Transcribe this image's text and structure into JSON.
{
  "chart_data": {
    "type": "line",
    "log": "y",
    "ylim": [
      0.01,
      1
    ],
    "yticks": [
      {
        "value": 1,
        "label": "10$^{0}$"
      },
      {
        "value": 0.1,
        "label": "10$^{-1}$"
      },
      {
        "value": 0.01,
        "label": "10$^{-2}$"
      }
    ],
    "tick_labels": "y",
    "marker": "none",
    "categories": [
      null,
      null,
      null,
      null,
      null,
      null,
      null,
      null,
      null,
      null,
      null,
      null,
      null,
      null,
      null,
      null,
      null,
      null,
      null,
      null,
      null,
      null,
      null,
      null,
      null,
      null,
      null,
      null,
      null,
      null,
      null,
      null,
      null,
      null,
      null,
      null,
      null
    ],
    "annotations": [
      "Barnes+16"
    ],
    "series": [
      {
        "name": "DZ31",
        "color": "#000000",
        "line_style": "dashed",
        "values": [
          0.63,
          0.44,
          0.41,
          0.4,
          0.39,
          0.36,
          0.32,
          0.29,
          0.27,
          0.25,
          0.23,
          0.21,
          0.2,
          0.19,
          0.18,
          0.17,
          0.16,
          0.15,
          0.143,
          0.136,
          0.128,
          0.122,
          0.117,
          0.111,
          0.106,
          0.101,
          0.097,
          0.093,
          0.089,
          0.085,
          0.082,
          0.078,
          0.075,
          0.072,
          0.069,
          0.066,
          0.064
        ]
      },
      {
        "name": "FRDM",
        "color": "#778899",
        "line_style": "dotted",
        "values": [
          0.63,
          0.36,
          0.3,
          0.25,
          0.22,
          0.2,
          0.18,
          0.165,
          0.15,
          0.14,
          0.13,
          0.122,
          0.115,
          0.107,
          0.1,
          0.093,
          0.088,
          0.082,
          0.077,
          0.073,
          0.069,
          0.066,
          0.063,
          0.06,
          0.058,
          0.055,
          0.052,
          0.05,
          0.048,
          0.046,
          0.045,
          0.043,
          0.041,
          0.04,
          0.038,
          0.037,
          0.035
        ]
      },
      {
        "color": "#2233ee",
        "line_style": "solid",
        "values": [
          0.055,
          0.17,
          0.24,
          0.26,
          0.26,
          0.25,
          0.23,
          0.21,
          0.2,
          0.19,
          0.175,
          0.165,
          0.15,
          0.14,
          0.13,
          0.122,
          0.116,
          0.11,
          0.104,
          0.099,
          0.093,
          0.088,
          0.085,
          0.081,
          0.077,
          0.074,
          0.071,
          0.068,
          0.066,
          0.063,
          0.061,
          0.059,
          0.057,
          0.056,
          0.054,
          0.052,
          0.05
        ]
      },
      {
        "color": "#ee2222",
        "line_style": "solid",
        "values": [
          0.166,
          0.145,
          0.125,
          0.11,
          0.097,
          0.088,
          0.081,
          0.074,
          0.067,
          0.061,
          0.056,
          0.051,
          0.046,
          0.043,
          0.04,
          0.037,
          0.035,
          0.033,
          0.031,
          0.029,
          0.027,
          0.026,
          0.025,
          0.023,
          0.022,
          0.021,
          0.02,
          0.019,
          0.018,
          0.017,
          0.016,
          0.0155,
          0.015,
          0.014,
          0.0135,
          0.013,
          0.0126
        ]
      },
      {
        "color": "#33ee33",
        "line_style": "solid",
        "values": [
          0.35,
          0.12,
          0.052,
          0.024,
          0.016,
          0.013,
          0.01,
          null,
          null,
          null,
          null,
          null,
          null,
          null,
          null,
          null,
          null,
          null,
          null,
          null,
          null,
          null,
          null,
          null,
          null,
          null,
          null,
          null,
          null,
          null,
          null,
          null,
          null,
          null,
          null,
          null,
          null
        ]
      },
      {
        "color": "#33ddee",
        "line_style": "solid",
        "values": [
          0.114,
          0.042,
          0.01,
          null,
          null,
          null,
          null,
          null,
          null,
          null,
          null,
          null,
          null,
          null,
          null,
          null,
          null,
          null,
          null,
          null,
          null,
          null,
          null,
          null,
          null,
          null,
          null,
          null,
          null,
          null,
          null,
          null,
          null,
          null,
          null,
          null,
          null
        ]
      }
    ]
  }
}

§ §

**Exercise task**
Above are some records; repeat all of them exactly.

**The answer**
Transcribe this image's text and structure into JSON.
{
  "chart_data": {
    "type": "line",
    "log": "y",
    "ylim": [
      0.01,
      1
    ],
    "yticks": [
      {
        "value": 1,
        "label": "10$^{0}$"
      },
      {
        "value": 0.1,
        "label": "10$^{-1}$"
      },
      {
        "value": 0.01,
        "label": "10$^{-2}$"
      }
    ],
    "tick_labels": "y",
    "marker": "none",
    "categories": [
      null,
      null,
      null,
      null,
      null,
      null,
      null,
      null,
      null,
      null,
      null,
      null,
      null,
      null,
      null,
      null,
      null,
      null,
      null,
      null,
      null,
      null,
      null,
      null,
      null,
      null,
      null,
      null,
      null,
      null,
      null,
      null,
      null,
      null,
      null,
      null,
      null
    ],
    "annotations": [
      "Barnes+16"
    ],
    "series": [
      {
        "name": "DZ31",
        "color": "#000000",
        "line_style": "dashed",
        "values": [
          0.63,
          0.44,
          0.41,
          0.4,
          0.39,
          0.36,
          0.32,
          0.29,
          0.27,
          0.25,
          0.23,
          0.21,
          0.2,
          0.19,
          0.18,
          0.17,
          0.16,
          0.15,
          0.143,
          0.136,
          0.128,
          0.122,
          0.117,
          0.111,
          0.106,
          0.101,
          0.097,
          0.093,
          0.089,
          0.085,
          0.082,
          0.078,
          0.075,
          0.072,
          0.069,
          0.066,
          0.064
        ]
      },
      {
        "name": "FRDM",
        "color": "#778899",
        "line_style": "dotted",
        "values": [
          0.63,
          0.36,
          0.3,
          0.25,
          0.22,
          0.2,
          0.18,
          0.165,
          0.15,
          0.14,
          0.13,
          0.122,
          0.115,
          0.107,
          0.1,
          0.093,
          0.088,
          0.082,
          0.077,
          0.073,
          0.069,
          0.066,
          0.063,
          0.06,
          0.058,
          0.055,
          0.052,
          0.05,
          0.048,
          0.046,
          0.045,
          0.043,
          0.041,
          0.04,
          0.038,
          0.037,
          0.035
        ]
      },
      {
        "color": "#2233ee",
        "line_style": "solid",
        "values": [
          0.055,
          0.17,
          0.24,
          0.26,
          0.26,
          0.25,
          0.23,
          0.21,
          0.2,
          0.19,
          0.175,
          0.165,
          0.15,
          0.14,
          0.13,
          0.122,
          0.116,
          0.11,
          0.104,
          0.099,
          0.093,
          0.088,
          0.085,
          0.081,
          0.077,
          0.074,
          0.071,
          0.068,
          0.066,
          0.063,
          0.061,
          0.059,
          0.057,
          0.056,
          0.054,
          0.052,
          0.05
        ]
      },
      {
        "color": "#ee2222",
        "line_style": "solid",
        "values": [
          0.166,
          0.145,
          0.125,
          0.11,
          0.097,
          0.088,
          0.081,
          0.074,
          0.067,
          0.061,
          0.056,
          0.051,
          0.046,
          0.043,
          0.04,
          0.037,
          0.035,
          0.033,
          0.031,
          0.029,
          0.027,
          0.026,
          0.025,
          0.023,
          0.022,
          0.021,
          0.02,
          0.019,
          0.018,
          0.017,
          0.016,
          0.0155,
          0.015,
          0.014,
          0.0135,
          0.013,
          0.0126
        ]
      },
      {
        "color": "#33ee33",
        "line_style": "solid",
        "values": [
          0.35,
          0.12,
          0.052,
          0.024,
          0.016,
          0.013,
          0.01,
          null,
          null,
          null,
          null,
          null,
          null,
          null,
          null,
          null,
          null,
          null,
          null,
          null,
          null,
          null,
          null,
          null,
          null,
          null,
          null,
          null,
          null,
          null,
          null,
          null,
          null,
          null,
          null,
          null,
          null
        ]
      },
      {
        "color": "#33ddee",
        "line_style": "solid",
        "values": [
          0.114,
          0.042,
          0.01,
          null,
          null,
          null,
          null,
          null,
          null,
          null,
          null,
          null,
          null,
          null,
          null,
          null,
          null,
          null,
          null,
          null,
          null,
          null,
          null,
          null,
          null,
          null,
          null,
          null,
          null,
          null,
          null,
          null,
          null,
          null,
          null,
          null,
          null
        ]
      }
    ]
  }
}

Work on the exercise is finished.